* Given request *
Exclude all pictures, then copy each of the records exactly as written.

* Records shown *
☆ ☆ ☆
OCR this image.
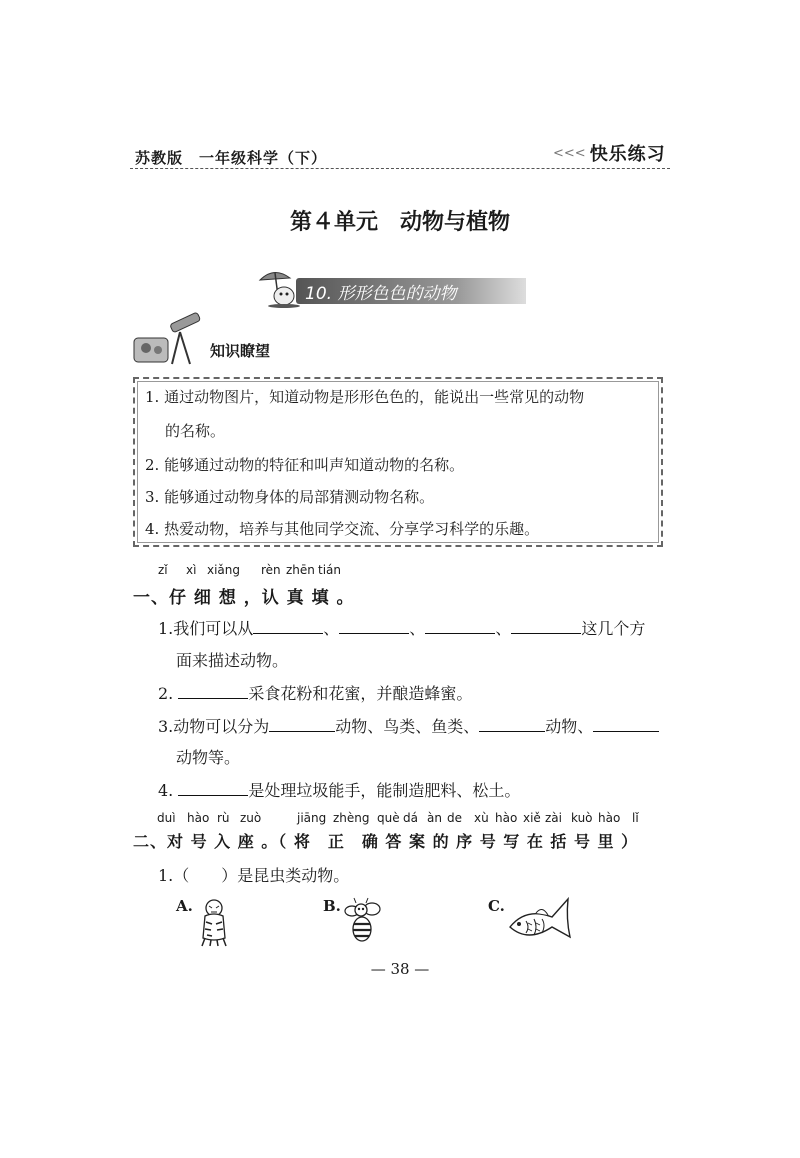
苏教版　一年级科学（下）	<<< 快乐练习
第４单元　动物与植物
10. 形形色色的动物
知识瞭望
1. 通过动物图片，知道动物是形形色色的，能说出一些常见的动物
的名称。
2. 能够通过动物的特征和叫声知道动物的名称。
3. 能够通过动物身体的局部猜测动物名称。
4. 热爱动物，培养与其他同学交流、分享学习科学的乐趣。
zǐ xì xiǎng rèn zhēn tián
一、仔 细 想 ，认 真 填 。
1.我们可以从	、	、	、	这几个方
面来描述动物。
2.	采食花粉和花蜜，并酿造蜂蜜。
3.动物可以分为	动物、鸟类、鱼类、	动物、
动物等。
4.	是处理垃圾能手，能制造肥料、松土。
duì hào rù zuò	jiāng zhèng què dá àn de xù hào xiě zài kuò hào lǐ
二、对 号 入 座 。（ 将　正　确 答 案 的 序 号 写 在 括 号 里 ）
1.（　　）是昆虫类动物。
A.	B.	C.
— 38 —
☆ ☆ ☆
* Result below *
OCR this image.
苏教版　一年级科学（下）	<<< 快乐练习
第４单元　动物与植物
10. 形形色色的动物
知识瞭望
1. 通过动物图片，知道动物是形形色色的，能说出一些常见的动物
的名称。
2. 能够通过动物的特征和叫声知道动物的名称。
3. 能够通过动物身体的局部猜测动物名称。
4. 热爱动物，培养与其他同学交流、分享学习科学的乐趣。
zǐ xì xiǎng rèn zhēn tián
一、仔 细 想 ，认 真 填 。
1.我们可以从	、	、	、	这几个方
面来描述动物。
2.	采食花粉和花蜜，并酿造蜂蜜。
3.动物可以分为	动物、鸟类、鱼类、	动物、
动物等。
4.	是处理垃圾能手，能制造肥料、松土。
duì hào rù zuò	jiāng zhèng què dá àn de xù hào xiě zài kuò hào lǐ
二、对 号 入 座 。（ 将　正　确 答 案 的 序 号 写 在 括 号 里 ）
1.（　　）是昆虫类动物。
A.	B.	C.
— 38 —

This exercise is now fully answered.